AIM OF THE TASK:
Return all of the data exactly, with nothing left out but the pictures.

---------- SUPPLIED MATERIAL ----------

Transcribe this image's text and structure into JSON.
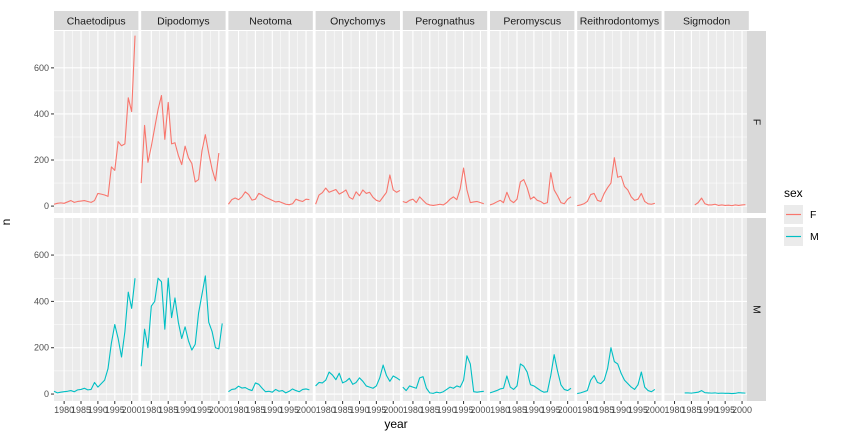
{
  "chart_data": {
    "type": "line",
    "facet_type": "grid",
    "x_var_label": "year",
    "y_var_label": "n",
    "xlim": [
      1977,
      2002
    ],
    "ylim": [
      -30,
      760
    ],
    "x_ticks": [
      1980,
      1985,
      1990,
      1995,
      2000
    ],
    "x_tick_labels": [
      "1980",
      "1985",
      "1990",
      "1995",
      "2000"
    ],
    "y_ticks": [
      0,
      200,
      400,
      600
    ],
    "y_tick_labels": [
      "0",
      "200",
      "400",
      "600"
    ],
    "grid": true,
    "legend": {
      "title": "sex",
      "position": "right",
      "entries": [
        "F",
        "M"
      ]
    },
    "colors": {
      "F": "#F8766D",
      "M": "#00BFC4",
      "panel_bg": "#EBEBEB",
      "strip_bg": "#D9D9D9",
      "grid": "#FFFFFF"
    },
    "columns": [
      "Chaetodipus",
      "Dipodomys",
      "Neotoma",
      "Onychomys",
      "Perognathus",
      "Peromyscus",
      "Reithrodontomys",
      "Sigmodon"
    ],
    "rows": [
      "F",
      "M"
    ],
    "x": [
      1977,
      1978,
      1979,
      1980,
      1981,
      1982,
      1983,
      1984,
      1985,
      1986,
      1987,
      1988,
      1989,
      1990,
      1991,
      1992,
      1993,
      1994,
      1995,
      1996,
      1997,
      1998,
      1999,
      2000,
      2001,
      2002
    ],
    "series": [
      {
        "genus": "Chaetodipus",
        "sex": "F",
        "values": [
          8,
          12,
          14,
          12,
          18,
          24,
          16,
          20,
          22,
          24,
          20,
          16,
          24,
          55,
          52,
          48,
          42,
          170,
          155,
          280,
          262,
          270,
          470,
          410,
          740,
          null
        ]
      },
      {
        "genus": "Dipodomys",
        "sex": "F",
        "values": [
          100,
          350,
          190,
          260,
          340,
          420,
          480,
          290,
          450,
          270,
          275,
          220,
          180,
          260,
          210,
          185,
          105,
          115,
          240,
          310,
          230,
          160,
          110,
          230,
          null,
          null
        ]
      },
      {
        "genus": "Neotoma",
        "sex": "F",
        "values": [
          8,
          28,
          35,
          28,
          40,
          62,
          50,
          26,
          30,
          55,
          48,
          38,
          32,
          25,
          18,
          20,
          14,
          8,
          6,
          10,
          30,
          24,
          20,
          30,
          28,
          null
        ]
      },
      {
        "genus": "Onychomys",
        "sex": "F",
        "values": [
          8,
          48,
          58,
          78,
          60,
          66,
          72,
          52,
          60,
          70,
          38,
          30,
          62,
          45,
          70,
          55,
          60,
          38,
          25,
          20,
          40,
          60,
          135,
          70,
          60,
          68
        ]
      },
      {
        "genus": "Perognathus",
        "sex": "F",
        "values": [
          20,
          15,
          25,
          30,
          15,
          40,
          25,
          10,
          5,
          3,
          5,
          8,
          5,
          15,
          30,
          40,
          28,
          75,
          165,
          70,
          15,
          18,
          20,
          15,
          10,
          null
        ]
      },
      {
        "genus": "Peromyscus",
        "sex": "F",
        "values": [
          5,
          10,
          18,
          25,
          15,
          60,
          25,
          15,
          30,
          105,
          115,
          80,
          30,
          40,
          25,
          20,
          10,
          15,
          145,
          70,
          45,
          15,
          10,
          30,
          40,
          null
        ]
      },
      {
        "genus": "Reithrodontomys",
        "sex": "F",
        "values": [
          2,
          5,
          10,
          20,
          50,
          55,
          25,
          20,
          55,
          80,
          100,
          210,
          125,
          130,
          85,
          70,
          40,
          25,
          30,
          55,
          20,
          10,
          8,
          12,
          null,
          null
        ]
      },
      {
        "genus": "Sigmodon",
        "sex": "F",
        "values": [
          null,
          null,
          null,
          null,
          null,
          null,
          null,
          null,
          null,
          5,
          15,
          35,
          10,
          5,
          5,
          8,
          3,
          5,
          3,
          4,
          2,
          5,
          3,
          5,
          6,
          null
        ]
      },
      {
        "genus": "Chaetodipus",
        "sex": "M",
        "values": [
          12,
          5,
          8,
          10,
          12,
          15,
          10,
          18,
          20,
          25,
          18,
          20,
          50,
          30,
          45,
          60,
          110,
          220,
          300,
          240,
          160,
          270,
          440,
          370,
          500,
          null
        ]
      },
      {
        "genus": "Dipodomys",
        "sex": "M",
        "values": [
          120,
          280,
          200,
          380,
          400,
          500,
          485,
          280,
          500,
          330,
          415,
          310,
          240,
          290,
          230,
          190,
          215,
          350,
          430,
          510,
          310,
          270,
          200,
          195,
          305,
          null
        ]
      },
      {
        "genus": "Neotoma",
        "sex": "M",
        "values": [
          10,
          20,
          22,
          34,
          26,
          28,
          20,
          15,
          48,
          42,
          25,
          10,
          12,
          8,
          20,
          12,
          15,
          5,
          12,
          22,
          15,
          10,
          20,
          22,
          18,
          null
        ]
      },
      {
        "genus": "Onychomys",
        "sex": "M",
        "values": [
          35,
          50,
          48,
          60,
          95,
          82,
          62,
          90,
          48,
          55,
          68,
          42,
          50,
          70,
          55,
          35,
          30,
          25,
          35,
          70,
          125,
          80,
          55,
          78,
          70,
          60
        ]
      },
      {
        "genus": "Perognathus",
        "sex": "M",
        "values": [
          30,
          15,
          35,
          30,
          25,
          70,
          75,
          25,
          5,
          3,
          8,
          5,
          10,
          20,
          30,
          25,
          35,
          30,
          60,
          165,
          130,
          10,
          8,
          10,
          12,
          null
        ]
      },
      {
        "genus": "Peromyscus",
        "sex": "M",
        "values": [
          5,
          10,
          15,
          22,
          25,
          78,
          30,
          20,
          35,
          130,
          120,
          95,
          40,
          35,
          25,
          15,
          8,
          10,
          80,
          170,
          100,
          40,
          20,
          15,
          25,
          null
        ]
      },
      {
        "genus": "Reithrodontomys",
        "sex": "M",
        "values": [
          2,
          5,
          10,
          15,
          60,
          80,
          50,
          45,
          60,
          110,
          200,
          140,
          130,
          90,
          60,
          45,
          30,
          20,
          40,
          95,
          30,
          15,
          10,
          20,
          null,
          null
        ]
      },
      {
        "genus": "Sigmodon",
        "sex": "M",
        "values": [
          null,
          null,
          null,
          null,
          null,
          null,
          5,
          5,
          4,
          6,
          8,
          15,
          6,
          5,
          4,
          5,
          3,
          4,
          3,
          3,
          2,
          3,
          6,
          5,
          4,
          null
        ]
      }
    ]
  }
}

----------

FINISHED TASK:
Transcribe this image's text and structure into JSON.
{
  "chart_data": {
    "type": "line",
    "facet_type": "grid",
    "x_var_label": "year",
    "y_var_label": "n",
    "xlim": [
      1977,
      2002
    ],
    "ylim": [
      -30,
      760
    ],
    "x_ticks": [
      1980,
      1985,
      1990,
      1995,
      2000
    ],
    "x_tick_labels": [
      "1980",
      "1985",
      "1990",
      "1995",
      "2000"
    ],
    "y_ticks": [
      0,
      200,
      400,
      600
    ],
    "y_tick_labels": [
      "0",
      "200",
      "400",
      "600"
    ],
    "grid": true,
    "legend": {
      "title": "sex",
      "position": "right",
      "entries": [
        "F",
        "M"
      ]
    },
    "colors": {
      "F": "#F8766D",
      "M": "#00BFC4",
      "panel_bg": "#EBEBEB",
      "strip_bg": "#D9D9D9",
      "grid": "#FFFFFF"
    },
    "columns": [
      "Chaetodipus",
      "Dipodomys",
      "Neotoma",
      "Onychomys",
      "Perognathus",
      "Peromyscus",
      "Reithrodontomys",
      "Sigmodon"
    ],
    "rows": [
      "F",
      "M"
    ],
    "x": [
      1977,
      1978,
      1979,
      1980,
      1981,
      1982,
      1983,
      1984,
      1985,
      1986,
      1987,
      1988,
      1989,
      1990,
      1991,
      1992,
      1993,
      1994,
      1995,
      1996,
      1997,
      1998,
      1999,
      2000,
      2001,
      2002
    ],
    "series": [
      {
        "genus": "Chaetodipus",
        "sex": "F",
        "values": [
          8,
          12,
          14,
          12,
          18,
          24,
          16,
          20,
          22,
          24,
          20,
          16,
          24,
          55,
          52,
          48,
          42,
          170,
          155,
          280,
          262,
          270,
          470,
          410,
          740,
          null
        ]
      },
      {
        "genus": "Dipodomys",
        "sex": "F",
        "values": [
          100,
          350,
          190,
          260,
          340,
          420,
          480,
          290,
          450,
          270,
          275,
          220,
          180,
          260,
          210,
          185,
          105,
          115,
          240,
          310,
          230,
          160,
          110,
          230,
          null,
          null
        ]
      },
      {
        "genus": "Neotoma",
        "sex": "F",
        "values": [
          8,
          28,
          35,
          28,
          40,
          62,
          50,
          26,
          30,
          55,
          48,
          38,
          32,
          25,
          18,
          20,
          14,
          8,
          6,
          10,
          30,
          24,
          20,
          30,
          28,
          null
        ]
      },
      {
        "genus": "Onychomys",
        "sex": "F",
        "values": [
          8,
          48,
          58,
          78,
          60,
          66,
          72,
          52,
          60,
          70,
          38,
          30,
          62,
          45,
          70,
          55,
          60,
          38,
          25,
          20,
          40,
          60,
          135,
          70,
          60,
          68
        ]
      },
      {
        "genus": "Perognathus",
        "sex": "F",
        "values": [
          20,
          15,
          25,
          30,
          15,
          40,
          25,
          10,
          5,
          3,
          5,
          8,
          5,
          15,
          30,
          40,
          28,
          75,
          165,
          70,
          15,
          18,
          20,
          15,
          10,
          null
        ]
      },
      {
        "genus": "Peromyscus",
        "sex": "F",
        "values": [
          5,
          10,
          18,
          25,
          15,
          60,
          25,
          15,
          30,
          105,
          115,
          80,
          30,
          40,
          25,
          20,
          10,
          15,
          145,
          70,
          45,
          15,
          10,
          30,
          40,
          null
        ]
      },
      {
        "genus": "Reithrodontomys",
        "sex": "F",
        "values": [
          2,
          5,
          10,
          20,
          50,
          55,
          25,
          20,
          55,
          80,
          100,
          210,
          125,
          130,
          85,
          70,
          40,
          25,
          30,
          55,
          20,
          10,
          8,
          12,
          null,
          null
        ]
      },
      {
        "genus": "Sigmodon",
        "sex": "F",
        "values": [
          null,
          null,
          null,
          null,
          null,
          null,
          null,
          null,
          null,
          5,
          15,
          35,
          10,
          5,
          5,
          8,
          3,
          5,
          3,
          4,
          2,
          5,
          3,
          5,
          6,
          null
        ]
      },
      {
        "genus": "Chaetodipus",
        "sex": "M",
        "values": [
          12,
          5,
          8,
          10,
          12,
          15,
          10,
          18,
          20,
          25,
          18,
          20,
          50,
          30,
          45,
          60,
          110,
          220,
          300,
          240,
          160,
          270,
          440,
          370,
          500,
          null
        ]
      },
      {
        "genus": "Dipodomys",
        "sex": "M",
        "values": [
          120,
          280,
          200,
          380,
          400,
          500,
          485,
          280,
          500,
          330,
          415,
          310,
          240,
          290,
          230,
          190,
          215,
          350,
          430,
          510,
          310,
          270,
          200,
          195,
          305,
          null
        ]
      },
      {
        "genus": "Neotoma",
        "sex": "M",
        "values": [
          10,
          20,
          22,
          34,
          26,
          28,
          20,
          15,
          48,
          42,
          25,
          10,
          12,
          8,
          20,
          12,
          15,
          5,
          12,
          22,
          15,
          10,
          20,
          22,
          18,
          null
        ]
      },
      {
        "genus": "Onychomys",
        "sex": "M",
        "values": [
          35,
          50,
          48,
          60,
          95,
          82,
          62,
          90,
          48,
          55,
          68,
          42,
          50,
          70,
          55,
          35,
          30,
          25,
          35,
          70,
          125,
          80,
          55,
          78,
          70,
          60
        ]
      },
      {
        "genus": "Perognathus",
        "sex": "M",
        "values": [
          30,
          15,
          35,
          30,
          25,
          70,
          75,
          25,
          5,
          3,
          8,
          5,
          10,
          20,
          30,
          25,
          35,
          30,
          60,
          165,
          130,
          10,
          8,
          10,
          12,
          null
        ]
      },
      {
        "genus": "Peromyscus",
        "sex": "M",
        "values": [
          5,
          10,
          15,
          22,
          25,
          78,
          30,
          20,
          35,
          130,
          120,
          95,
          40,
          35,
          25,
          15,
          8,
          10,
          80,
          170,
          100,
          40,
          20,
          15,
          25,
          null
        ]
      },
      {
        "genus": "Reithrodontomys",
        "sex": "M",
        "values": [
          2,
          5,
          10,
          15,
          60,
          80,
          50,
          45,
          60,
          110,
          200,
          140,
          130,
          90,
          60,
          45,
          30,
          20,
          40,
          95,
          30,
          15,
          10,
          20,
          null,
          null
        ]
      },
      {
        "genus": "Sigmodon",
        "sex": "M",
        "values": [
          null,
          null,
          null,
          null,
          null,
          null,
          5,
          5,
          4,
          6,
          8,
          15,
          6,
          5,
          4,
          5,
          3,
          4,
          3,
          3,
          2,
          3,
          6,
          5,
          4,
          null
        ]
      }
    ]
  }
}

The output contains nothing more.